**What is required**
Copy the lines that follow, keeping every character the same.

**Entries supplied**
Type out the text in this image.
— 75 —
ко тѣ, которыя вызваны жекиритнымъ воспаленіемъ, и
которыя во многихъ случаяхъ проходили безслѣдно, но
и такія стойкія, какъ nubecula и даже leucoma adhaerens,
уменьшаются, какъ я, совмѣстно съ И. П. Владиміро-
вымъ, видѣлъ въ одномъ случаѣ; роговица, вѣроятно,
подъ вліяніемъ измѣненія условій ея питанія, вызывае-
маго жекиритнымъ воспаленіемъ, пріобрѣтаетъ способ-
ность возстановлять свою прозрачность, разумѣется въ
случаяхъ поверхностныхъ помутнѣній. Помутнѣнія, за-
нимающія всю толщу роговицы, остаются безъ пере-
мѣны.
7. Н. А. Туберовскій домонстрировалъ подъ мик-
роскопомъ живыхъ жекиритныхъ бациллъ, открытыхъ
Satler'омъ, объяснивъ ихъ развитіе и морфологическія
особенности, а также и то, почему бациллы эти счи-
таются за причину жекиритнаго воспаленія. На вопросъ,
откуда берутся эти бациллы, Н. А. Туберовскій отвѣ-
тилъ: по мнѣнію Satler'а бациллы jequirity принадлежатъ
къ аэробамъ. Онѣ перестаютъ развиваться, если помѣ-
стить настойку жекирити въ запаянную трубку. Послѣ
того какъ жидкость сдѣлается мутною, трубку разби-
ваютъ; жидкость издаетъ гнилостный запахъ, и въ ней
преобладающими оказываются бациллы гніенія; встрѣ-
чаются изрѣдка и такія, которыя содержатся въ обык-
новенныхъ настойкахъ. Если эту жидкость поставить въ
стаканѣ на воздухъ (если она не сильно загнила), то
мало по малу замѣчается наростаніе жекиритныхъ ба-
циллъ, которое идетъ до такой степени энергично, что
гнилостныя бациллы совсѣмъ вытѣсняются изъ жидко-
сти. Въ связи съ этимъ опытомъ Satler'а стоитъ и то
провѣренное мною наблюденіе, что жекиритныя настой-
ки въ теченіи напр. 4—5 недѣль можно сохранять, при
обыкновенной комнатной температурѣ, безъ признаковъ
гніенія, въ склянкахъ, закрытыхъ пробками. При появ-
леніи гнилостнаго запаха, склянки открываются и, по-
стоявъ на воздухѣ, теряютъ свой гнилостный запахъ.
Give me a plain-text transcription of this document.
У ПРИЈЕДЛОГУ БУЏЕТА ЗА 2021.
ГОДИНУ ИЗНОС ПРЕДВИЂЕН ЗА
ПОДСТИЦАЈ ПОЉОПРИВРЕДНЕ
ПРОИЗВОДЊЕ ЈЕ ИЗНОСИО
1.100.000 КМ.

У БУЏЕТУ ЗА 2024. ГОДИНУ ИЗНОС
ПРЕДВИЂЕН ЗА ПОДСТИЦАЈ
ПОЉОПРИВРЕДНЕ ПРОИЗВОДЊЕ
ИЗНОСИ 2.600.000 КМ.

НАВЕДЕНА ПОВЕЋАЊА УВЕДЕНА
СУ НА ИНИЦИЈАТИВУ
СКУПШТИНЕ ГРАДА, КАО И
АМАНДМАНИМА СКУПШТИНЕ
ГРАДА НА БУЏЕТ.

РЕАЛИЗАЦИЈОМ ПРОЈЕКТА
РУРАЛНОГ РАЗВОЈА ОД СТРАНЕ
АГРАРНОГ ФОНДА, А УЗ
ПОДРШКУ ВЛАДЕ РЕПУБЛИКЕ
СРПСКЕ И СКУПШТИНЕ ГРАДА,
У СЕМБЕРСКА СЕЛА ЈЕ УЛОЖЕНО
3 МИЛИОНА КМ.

**Task solution**
Type out the text in this image.
— 75 —
ко тѣ, которыя вызваны жекиритнымъ воспаленіемъ, и
которыя во многихъ случаяхъ проходили безслѣдно, но
и такія стойкія, какъ nubecula и даже leucoma adhaerens,
уменьшаются, какъ я, совмѣстно съ И. П. Владиміро-
вымъ, видѣлъ въ одномъ случаѣ; роговица, вѣроятно,
подъ вліяніемъ измѣненія условій ея питанія, вызывае-
маго жекиритнымъ воспаленіемъ, пріобрѣтаетъ способ-
ность возстановлять свою прозрачность, разумѣется въ
случаяхъ поверхностныхъ помутнѣній. Помутнѣнія, за-
нимающія всю толщу роговицы, остаются безъ пере-
мѣны.
7. Н. А. Туберовскій домонстрировалъ подъ мик-
роскопомъ живыхъ жекиритныхъ бациллъ, открытыхъ
Satler'омъ, объяснивъ ихъ развитіе и морфологическія
особенности, а также и то, почему бациллы эти счи-
таются за причину жекиритнаго воспаленія. На вопросъ,
откуда берутся эти бациллы, Н. А. Туберовскій отвѣ-
тилъ: по мнѣнію Satler'а бациллы jequirity принадлежатъ
къ аэробамъ. Онѣ перестаютъ развиваться, если помѣ-
стить настойку жекирити въ запаянную трубку. Послѣ
того какъ жидкость сдѣлается мутною, трубку разби-
ваютъ; жидкость издаетъ гнилостный запахъ, и въ ней
преобладающими оказываются бациллы гніенія; встрѣ-
чаются изрѣдка и такія, которыя содержатся въ обык-
новенныхъ настойкахъ. Если эту жидкость поставить въ
стаканѣ на воздухъ (если она не сильно загнила), то
мало по малу замѣчается наростаніе жекиритныхъ ба-
циллъ, которое идетъ до такой степени энергично, что
гнилостныя бациллы совсѣмъ вытѣсняются изъ жидко-
сти. Въ связи съ этимъ опытомъ Satler'а стоитъ и то
провѣренное мною наблюденіе, что жекиритныя настой-
ки въ теченіи напр. 4—5 недѣль можно сохранять, при
обыкновенной комнатной температурѣ, безъ признаковъ
гніенія, въ склянкахъ, закрытыхъ пробками. При появ-
леніи гнилостнаго запаха, склянки открываются и, по-
стоявъ на воздухѣ, теряютъ свой гнилостный запахъ.
Give me a plain-text transcription of this document.
У ПРИЈЕДЛОГУ БУЏЕТА ЗА 2021.
ГОДИНУ ИЗНОС ПРЕДВИЂЕН ЗА
ПОДСТИЦАЈ ПОЉОПРИВРЕДНЕ
ПРОИЗВОДЊЕ ЈЕ ИЗНОСИО
1.100.000 КМ.

У БУЏЕТУ ЗА 2024. ГОДИНУ ИЗНОС
ПРЕДВИЂЕН ЗА ПОДСТИЦАЈ
ПОЉОПРИВРЕДНЕ ПРОИЗВОДЊЕ
ИЗНОСИ 2.600.000 КМ.

НАВЕДЕНА ПОВЕЋАЊА УВЕДЕНА
СУ НА ИНИЦИЈАТИВУ
СКУПШТИНЕ ГРАДА, КАО И
АМАНДМАНИМА СКУПШТИНЕ
ГРАДА НА БУЏЕТ.

РЕАЛИЗАЦИЈОМ ПРОЈЕКТА
РУРАЛНОГ РАЗВОЈА ОД СТРАНЕ
АГРАРНОГ ФОНДА, А УЗ
ПОДРШКУ ВЛАДЕ РЕПУБЛИКЕ
СРПСКЕ И СКУПШТИНЕ ГРАДА,
У СЕМБЕРСКА СЕЛА ЈЕ УЛОЖЕНО
3 МИЛИОНА КМ.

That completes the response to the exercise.